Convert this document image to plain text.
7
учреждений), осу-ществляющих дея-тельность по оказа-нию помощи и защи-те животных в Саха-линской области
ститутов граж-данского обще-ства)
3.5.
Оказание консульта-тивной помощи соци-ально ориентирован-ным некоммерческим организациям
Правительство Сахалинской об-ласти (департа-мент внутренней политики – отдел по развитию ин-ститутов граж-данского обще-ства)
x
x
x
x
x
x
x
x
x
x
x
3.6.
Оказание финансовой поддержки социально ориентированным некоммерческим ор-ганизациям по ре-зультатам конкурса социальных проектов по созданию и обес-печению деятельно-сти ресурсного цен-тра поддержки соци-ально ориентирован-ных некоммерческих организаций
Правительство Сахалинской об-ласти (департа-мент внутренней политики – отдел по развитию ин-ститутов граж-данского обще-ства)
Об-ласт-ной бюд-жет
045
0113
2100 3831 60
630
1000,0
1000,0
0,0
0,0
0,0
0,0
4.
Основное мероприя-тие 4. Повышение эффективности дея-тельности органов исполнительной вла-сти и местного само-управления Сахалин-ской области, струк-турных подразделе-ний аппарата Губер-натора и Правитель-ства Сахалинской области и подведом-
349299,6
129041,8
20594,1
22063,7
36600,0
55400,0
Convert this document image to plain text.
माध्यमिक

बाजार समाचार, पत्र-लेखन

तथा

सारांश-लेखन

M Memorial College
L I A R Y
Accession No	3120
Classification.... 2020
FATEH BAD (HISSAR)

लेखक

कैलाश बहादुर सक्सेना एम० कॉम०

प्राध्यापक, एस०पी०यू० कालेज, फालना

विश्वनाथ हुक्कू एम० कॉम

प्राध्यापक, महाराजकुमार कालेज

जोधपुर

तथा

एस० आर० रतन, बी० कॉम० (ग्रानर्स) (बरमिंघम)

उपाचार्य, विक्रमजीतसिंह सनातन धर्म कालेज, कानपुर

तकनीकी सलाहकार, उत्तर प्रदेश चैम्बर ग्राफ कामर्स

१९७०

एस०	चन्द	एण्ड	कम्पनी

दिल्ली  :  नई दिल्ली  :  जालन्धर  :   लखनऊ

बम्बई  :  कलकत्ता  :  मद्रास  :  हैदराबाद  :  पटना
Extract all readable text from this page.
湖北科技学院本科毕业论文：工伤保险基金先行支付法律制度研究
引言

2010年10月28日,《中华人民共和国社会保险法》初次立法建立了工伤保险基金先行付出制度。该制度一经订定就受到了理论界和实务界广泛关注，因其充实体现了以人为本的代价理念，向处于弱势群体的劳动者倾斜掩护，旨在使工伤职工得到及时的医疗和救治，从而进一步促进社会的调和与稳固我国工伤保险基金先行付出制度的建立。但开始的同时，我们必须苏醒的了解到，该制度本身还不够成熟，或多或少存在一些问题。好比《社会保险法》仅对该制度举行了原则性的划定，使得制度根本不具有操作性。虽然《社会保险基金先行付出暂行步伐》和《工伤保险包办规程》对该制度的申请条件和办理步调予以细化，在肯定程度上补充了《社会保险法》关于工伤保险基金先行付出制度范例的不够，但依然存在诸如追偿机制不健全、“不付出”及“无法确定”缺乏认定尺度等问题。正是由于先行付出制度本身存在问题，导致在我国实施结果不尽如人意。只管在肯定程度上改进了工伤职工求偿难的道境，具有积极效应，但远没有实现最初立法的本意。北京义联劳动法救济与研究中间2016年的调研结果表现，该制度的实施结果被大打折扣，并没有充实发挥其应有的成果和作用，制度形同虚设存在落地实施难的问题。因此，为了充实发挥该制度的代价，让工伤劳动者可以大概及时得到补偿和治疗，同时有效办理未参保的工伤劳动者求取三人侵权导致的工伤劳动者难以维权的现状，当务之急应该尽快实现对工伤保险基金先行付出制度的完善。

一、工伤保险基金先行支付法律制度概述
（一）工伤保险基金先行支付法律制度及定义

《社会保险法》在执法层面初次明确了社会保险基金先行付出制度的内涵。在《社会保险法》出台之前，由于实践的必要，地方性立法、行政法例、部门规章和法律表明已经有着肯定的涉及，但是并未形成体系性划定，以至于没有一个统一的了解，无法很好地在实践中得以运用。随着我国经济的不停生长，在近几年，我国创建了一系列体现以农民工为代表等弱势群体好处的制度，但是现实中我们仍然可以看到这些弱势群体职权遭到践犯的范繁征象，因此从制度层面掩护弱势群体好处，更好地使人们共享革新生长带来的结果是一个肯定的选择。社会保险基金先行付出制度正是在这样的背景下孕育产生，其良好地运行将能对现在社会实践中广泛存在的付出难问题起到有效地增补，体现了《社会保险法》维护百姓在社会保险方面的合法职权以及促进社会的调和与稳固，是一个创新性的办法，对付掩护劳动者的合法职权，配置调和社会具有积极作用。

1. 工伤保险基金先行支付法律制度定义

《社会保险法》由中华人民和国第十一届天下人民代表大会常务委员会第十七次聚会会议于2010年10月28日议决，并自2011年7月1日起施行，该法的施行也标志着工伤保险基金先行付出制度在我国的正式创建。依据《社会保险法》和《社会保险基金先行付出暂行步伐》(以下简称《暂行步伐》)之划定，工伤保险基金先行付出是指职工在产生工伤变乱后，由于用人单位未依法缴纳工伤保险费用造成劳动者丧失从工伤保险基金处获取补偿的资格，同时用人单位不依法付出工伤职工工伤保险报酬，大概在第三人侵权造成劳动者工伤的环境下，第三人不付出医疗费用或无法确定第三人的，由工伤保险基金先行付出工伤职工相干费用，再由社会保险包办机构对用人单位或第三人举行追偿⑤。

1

═══

Reproduce the material exactly, with every line intact.

# Answer to this problem:
Convert this document image to plain text.
7
учреждений), осу-ществляющих дея-тельность по оказа-нию помощи и защи-те животных в Саха-линской области
ститутов граж-данского обще-ства)
3.5.
Оказание консульта-тивной помощи соци-ально ориентирован-ным некоммерческим организациям
Правительство Сахалинской об-ласти (департа-мент внутренней политики – отдел по развитию ин-ститутов граж-данского обще-ства)
x
x
x
x
x
x
x
x
x
x
x
3.6.
Оказание финансовой поддержки социально ориентированным некоммерческим ор-ганизациям по ре-зультатам конкурса социальных проектов по созданию и обес-печению деятельно-сти ресурсного цен-тра поддержки соци-ально ориентирован-ных некоммерческих организаций
Правительство Сахалинской об-ласти (департа-мент внутренней политики – отдел по развитию ин-ститутов граж-данского обще-ства)
Об-ласт-ной бюд-жет
045
0113
2100 3831 60
630
1000,0
1000,0
0,0
0,0
0,0
0,0
4.
Основное мероприя-тие 4. Повышение эффективности дея-тельности органов исполнительной вла-сти и местного само-управления Сахалин-ской области, струк-турных подразделе-ний аппарата Губер-натора и Правитель-ства Сахалинской области и подведом-
349299,6
129041,8
20594,1
22063,7
36600,0
55400,0
Convert this document image to plain text.
माध्यमिक

बाजार समाचार, पत्र-लेखन

तथा

सारांश-लेखन

M Memorial College
L I A R Y
Accession No	3120
Classification.... 2020
FATEH BAD (HISSAR)

लेखक

कैलाश बहादुर सक्सेना एम० कॉम०

प्राध्यापक, एस०पी०यू० कालेज, फालना

विश्वनाथ हुक्कू एम० कॉम

प्राध्यापक, महाराजकुमार कालेज

जोधपुर

तथा

एस० आर० रतन, बी० कॉम० (ग्रानर्स) (बरमिंघम)

उपाचार्य, विक्रमजीतसिंह सनातन धर्म कालेज, कानपुर

तकनीकी सलाहकार, उत्तर प्रदेश चैम्बर ग्राफ कामर्स

१९७०

एस०	चन्द	एण्ड	कम्पनी

दिल्ली  :  नई दिल्ली  :  जालन्धर  :   लखनऊ

बम्बई  :  कलकत्ता  :  मद्रास  :  हैदराबाद  :  पटना
Extract all readable text from this page.
湖北科技学院本科毕业论文：工伤保险基金先行支付法律制度研究
引言

2010年10月28日,《中华人民共和国社会保险法》初次立法建立了工伤保险基金先行付出制度。该制度一经订定就受到了理论界和实务界广泛关注，因其充实体现了以人为本的代价理念，向处于弱势群体的劳动者倾斜掩护，旨在使工伤职工得到及时的医疗和救治，从而进一步促进社会的调和与稳固我国工伤保险基金先行付出制度的建立。但开始的同时，我们必须苏醒的了解到，该制度本身还不够成熟，或多或少存在一些问题。好比《社会保险法》仅对该制度举行了原则性的划定，使得制度根本不具有操作性。虽然《社会保险基金先行付出暂行步伐》和《工伤保险包办规程》对该制度的申请条件和办理步调予以细化，在肯定程度上补充了《社会保险法》关于工伤保险基金先行付出制度范例的不够，但依然存在诸如追偿机制不健全、“不付出”及“无法确定”缺乏认定尺度等问题。正是由于先行付出制度本身存在问题，导致在我国实施结果不尽如人意。只管在肯定程度上改进了工伤职工求偿难的道境，具有积极效应，但远没有实现最初立法的本意。北京义联劳动法救济与研究中间2016年的调研结果表现，该制度的实施结果被大打折扣，并没有充实发挥其应有的成果和作用，制度形同虚设存在落地实施难的问题。因此，为了充实发挥该制度的代价，让工伤劳动者可以大概及时得到补偿和治疗，同时有效办理未参保的工伤劳动者求取三人侵权导致的工伤劳动者难以维权的现状，当务之急应该尽快实现对工伤保险基金先行付出制度的完善。

一、工伤保险基金先行支付法律制度概述
（一）工伤保险基金先行支付法律制度及定义

《社会保险法》在执法层面初次明确了社会保险基金先行付出制度的内涵。在《社会保险法》出台之前，由于实践的必要，地方性立法、行政法例、部门规章和法律表明已经有着肯定的涉及，但是并未形成体系性划定，以至于没有一个统一的了解，无法很好地在实践中得以运用。随着我国经济的不停生长，在近几年，我国创建了一系列体现以农民工为代表等弱势群体好处的制度，但是现实中我们仍然可以看到这些弱势群体职权遭到践犯的范繁征象，因此从制度层面掩护弱势群体好处，更好地使人们共享革新生长带来的结果是一个肯定的选择。社会保险基金先行付出制度正是在这样的背景下孕育产生，其良好地运行将能对现在社会实践中广泛存在的付出难问题起到有效地增补，体现了《社会保险法》维护百姓在社会保险方面的合法职权以及促进社会的调和与稳固，是一个创新性的办法，对付掩护劳动者的合法职权，配置调和社会具有积极作用。

1. 工伤保险基金先行支付法律制度定义

《社会保险法》由中华人民和国第十一届天下人民代表大会常务委员会第十七次聚会会议于2010年10月28日议决，并自2011年7月1日起施行，该法的施行也标志着工伤保险基金先行付出制度在我国的正式创建。依据《社会保险法》和《社会保险基金先行付出暂行步伐》(以下简称《暂行步伐》)之划定，工伤保险基金先行付出是指职工在产生工伤变乱后，由于用人单位未依法缴纳工伤保险费用造成劳动者丧失从工伤保险基金处获取补偿的资格，同时用人单位不依法付出工伤职工工伤保险报酬，大概在第三人侵权造成劳动者工伤的环境下，第三人不付出医疗费用或无法确定第三人的，由工伤保险基金先行付出工伤职工相干费用，再由社会保险包办机构对用人单位或第三人举行追偿⑤。

1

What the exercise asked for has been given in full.